* **WHAT TO PRODUCE**
Your task is to restate the data word for word.

* **RECORDS SUPPLIED**

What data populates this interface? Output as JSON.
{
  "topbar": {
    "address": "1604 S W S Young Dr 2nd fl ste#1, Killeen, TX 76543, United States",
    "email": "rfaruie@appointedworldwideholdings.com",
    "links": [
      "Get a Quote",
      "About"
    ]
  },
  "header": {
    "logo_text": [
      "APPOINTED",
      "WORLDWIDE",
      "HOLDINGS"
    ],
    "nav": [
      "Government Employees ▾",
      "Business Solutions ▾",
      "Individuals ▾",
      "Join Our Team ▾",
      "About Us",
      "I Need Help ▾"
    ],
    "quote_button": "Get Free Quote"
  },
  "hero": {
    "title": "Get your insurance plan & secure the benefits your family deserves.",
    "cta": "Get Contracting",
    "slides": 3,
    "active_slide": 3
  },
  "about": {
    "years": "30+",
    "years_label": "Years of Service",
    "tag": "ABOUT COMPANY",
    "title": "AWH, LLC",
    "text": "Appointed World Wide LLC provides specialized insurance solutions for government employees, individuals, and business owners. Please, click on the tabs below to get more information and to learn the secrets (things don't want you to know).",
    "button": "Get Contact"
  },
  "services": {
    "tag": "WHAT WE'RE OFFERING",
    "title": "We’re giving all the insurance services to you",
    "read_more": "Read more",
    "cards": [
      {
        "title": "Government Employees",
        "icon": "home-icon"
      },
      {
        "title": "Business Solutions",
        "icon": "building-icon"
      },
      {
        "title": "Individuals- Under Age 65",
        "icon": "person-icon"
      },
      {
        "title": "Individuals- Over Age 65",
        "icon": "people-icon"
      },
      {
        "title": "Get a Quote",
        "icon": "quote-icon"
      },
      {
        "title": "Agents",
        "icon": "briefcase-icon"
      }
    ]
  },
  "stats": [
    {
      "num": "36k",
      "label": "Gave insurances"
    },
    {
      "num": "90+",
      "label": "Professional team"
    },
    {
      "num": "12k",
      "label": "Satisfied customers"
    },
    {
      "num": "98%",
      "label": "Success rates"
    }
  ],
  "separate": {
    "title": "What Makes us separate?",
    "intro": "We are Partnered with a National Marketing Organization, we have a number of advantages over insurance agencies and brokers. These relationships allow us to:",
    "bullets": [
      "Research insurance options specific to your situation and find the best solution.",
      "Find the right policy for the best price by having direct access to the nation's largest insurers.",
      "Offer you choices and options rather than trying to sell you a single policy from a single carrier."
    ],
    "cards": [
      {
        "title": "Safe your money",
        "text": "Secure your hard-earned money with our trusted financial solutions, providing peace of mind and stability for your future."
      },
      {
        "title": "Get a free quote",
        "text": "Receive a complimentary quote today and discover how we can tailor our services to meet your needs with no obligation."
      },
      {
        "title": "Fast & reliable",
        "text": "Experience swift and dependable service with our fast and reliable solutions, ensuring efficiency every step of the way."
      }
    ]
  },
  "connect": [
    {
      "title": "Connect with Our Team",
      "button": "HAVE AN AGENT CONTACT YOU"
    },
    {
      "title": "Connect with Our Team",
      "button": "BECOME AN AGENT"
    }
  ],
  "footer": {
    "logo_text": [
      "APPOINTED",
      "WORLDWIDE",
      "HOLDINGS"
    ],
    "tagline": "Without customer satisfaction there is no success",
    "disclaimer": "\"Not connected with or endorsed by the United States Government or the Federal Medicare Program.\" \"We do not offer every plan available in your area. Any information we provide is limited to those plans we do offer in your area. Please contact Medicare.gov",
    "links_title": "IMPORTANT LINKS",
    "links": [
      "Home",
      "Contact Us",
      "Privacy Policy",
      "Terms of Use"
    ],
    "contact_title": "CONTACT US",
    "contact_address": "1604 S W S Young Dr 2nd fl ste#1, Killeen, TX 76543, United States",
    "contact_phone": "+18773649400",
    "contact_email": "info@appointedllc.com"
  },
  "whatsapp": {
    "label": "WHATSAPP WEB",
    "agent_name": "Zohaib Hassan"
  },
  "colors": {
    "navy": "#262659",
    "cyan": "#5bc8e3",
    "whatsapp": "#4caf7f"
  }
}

* **FINAL ANSWER**
What data populates this interface? Output as JSON.
{
  "topbar": {
    "address": "1604 S W S Young Dr 2nd fl ste#1, Killeen, TX 76543, United States",
    "email": "rfaruie@appointedworldwideholdings.com",
    "links": [
      "Get a Quote",
      "About"
    ]
  },
  "header": {
    "logo_text": [
      "APPOINTED",
      "WORLDWIDE",
      "HOLDINGS"
    ],
    "nav": [
      "Government Employees ▾",
      "Business Solutions ▾",
      "Individuals ▾",
      "Join Our Team ▾",
      "About Us",
      "I Need Help ▾"
    ],
    "quote_button": "Get Free Quote"
  },
  "hero": {
    "title": "Get your insurance plan & secure the benefits your family deserves.",
    "cta": "Get Contracting",
    "slides": 3,
    "active_slide": 3
  },
  "about": {
    "years": "30+",
    "years_label": "Years of Service",
    "tag": "ABOUT COMPANY",
    "title": "AWH, LLC",
    "text": "Appointed World Wide LLC provides specialized insurance solutions for government employees, individuals, and business owners. Please, click on the tabs below to get more information and to learn the secrets (things don't want you to know).",
    "button": "Get Contact"
  },
  "services": {
    "tag": "WHAT WE'RE OFFERING",
    "title": "We’re giving all the insurance services to you",
    "read_more": "Read more",
    "cards": [
      {
        "title": "Government Employees",
        "icon": "home-icon"
      },
      {
        "title": "Business Solutions",
        "icon": "building-icon"
      },
      {
        "title": "Individuals- Under Age 65",
        "icon": "person-icon"
      },
      {
        "title": "Individuals- Over Age 65",
        "icon": "people-icon"
      },
      {
        "title": "Get a Quote",
        "icon": "quote-icon"
      },
      {
        "title": "Agents",
        "icon": "briefcase-icon"
      }
    ]
  },
  "stats": [
    {
      "num": "36k",
      "label": "Gave insurances"
    },
    {
      "num": "90+",
      "label": "Professional team"
    },
    {
      "num": "12k",
      "label": "Satisfied customers"
    },
    {
      "num": "98%",
      "label": "Success rates"
    }
  ],
  "separate": {
    "title": "What Makes us separate?",
    "intro": "We are Partnered with a National Marketing Organization, we have a number of advantages over insurance agencies and brokers. These relationships allow us to:",
    "bullets": [
      "Research insurance options specific to your situation and find the best solution.",
      "Find the right policy for the best price by having direct access to the nation's largest insurers.",
      "Offer you choices and options rather than trying to sell you a single policy from a single carrier."
    ],
    "cards": [
      {
        "title": "Safe your money",
        "text": "Secure your hard-earned money with our trusted financial solutions, providing peace of mind and stability for your future."
      },
      {
        "title": "Get a free quote",
        "text": "Receive a complimentary quote today and discover how we can tailor our services to meet your needs with no obligation."
      },
      {
        "title": "Fast & reliable",
        "text": "Experience swift and dependable service with our fast and reliable solutions, ensuring efficiency every step of the way."
      }
    ]
  },
  "connect": [
    {
      "title": "Connect with Our Team",
      "button": "HAVE AN AGENT CONTACT YOU"
    },
    {
      "title": "Connect with Our Team",
      "button": "BECOME AN AGENT"
    }
  ],
  "footer": {
    "logo_text": [
      "APPOINTED",
      "WORLDWIDE",
      "HOLDINGS"
    ],
    "tagline": "Without customer satisfaction there is no success",
    "disclaimer": "\"Not connected with or endorsed by the United States Government or the Federal Medicare Program.\" \"We do not offer every plan available in your area. Any information we provide is limited to those plans we do offer in your area. Please contact Medicare.gov",
    "links_title": "IMPORTANT LINKS",
    "links": [
      "Home",
      "Contact Us",
      "Privacy Policy",
      "Terms of Use"
    ],
    "contact_title": "CONTACT US",
    "contact_address": "1604 S W S Young Dr 2nd fl ste#1, Killeen, TX 76543, United States",
    "contact_phone": "+18773649400",
    "contact_email": "info@appointedllc.com"
  },
  "whatsapp": {
    "label": "WHATSAPP WEB",
    "agent_name": "Zohaib Hassan"
  },
  "colors": {
    "navy": "#262659",
    "cyan": "#5bc8e3",
    "whatsapp": "#4caf7f"
  }
}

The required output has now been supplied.